### Exercise
Go through the data and copy every line exactly, but not the images.

Stored items

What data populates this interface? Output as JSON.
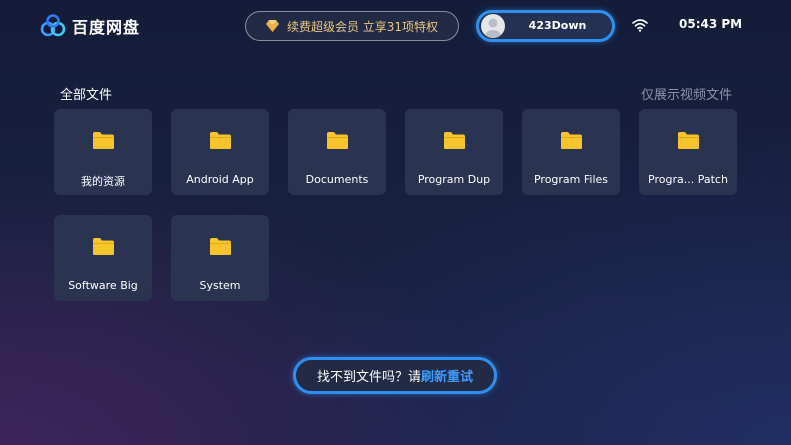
{
  "header": {
    "app_title": "百度网盘",
    "vip_banner": "续费超级会员 立享31项特权",
    "user_name": "423Down",
    "time": "05:43 PM"
  },
  "section": {
    "title": "全部文件",
    "filter_link": "仅展示视频文件"
  },
  "folders": [
    {
      "label": "我的资源"
    },
    {
      "label": "Android App"
    },
    {
      "label": "Documents"
    },
    {
      "label": "Program Dup"
    },
    {
      "label": "Program Files"
    },
    {
      "label": "Progra... Patch"
    },
    {
      "label": "Software Big"
    },
    {
      "label": "System"
    }
  ],
  "footer": {
    "refresh_prefix": "找不到文件吗？请",
    "refresh_action": "刷新重试"
  },
  "colors": {
    "accent_blue": "#2f8ff0",
    "folder_yellow": "#f7c52b",
    "vip_gold": "#e9c880",
    "tile_bg": "#2a3350"
  },
  "icons": {
    "logo": "baidu-netdisk-logo-icon",
    "vip": "diamond-icon",
    "avatar": "user-avatar-icon",
    "status": "wifi-icon",
    "folder": "folder-icon"
  }
}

### Solution for this task
What data populates this interface? Output as JSON.
{
  "header": {
    "app_title": "百度网盘",
    "vip_banner": "续费超级会员 立享31项特权",
    "user_name": "423Down",
    "time": "05:43 PM"
  },
  "section": {
    "title": "全部文件",
    "filter_link": "仅展示视频文件"
  },
  "folders": [
    {
      "label": "我的资源"
    },
    {
      "label": "Android App"
    },
    {
      "label": "Documents"
    },
    {
      "label": "Program Dup"
    },
    {
      "label": "Program Files"
    },
    {
      "label": "Progra... Patch"
    },
    {
      "label": "Software Big"
    },
    {
      "label": "System"
    }
  ],
  "footer": {
    "refresh_prefix": "找不到文件吗？请",
    "refresh_action": "刷新重试"
  },
  "colors": {
    "accent_blue": "#2f8ff0",
    "folder_yellow": "#f7c52b",
    "vip_gold": "#e9c880",
    "tile_bg": "#2a3350"
  },
  "icons": {
    "logo": "baidu-netdisk-logo-icon",
    "vip": "diamond-icon",
    "avatar": "user-avatar-icon",
    "status": "wifi-icon",
    "folder": "folder-icon"
  }
}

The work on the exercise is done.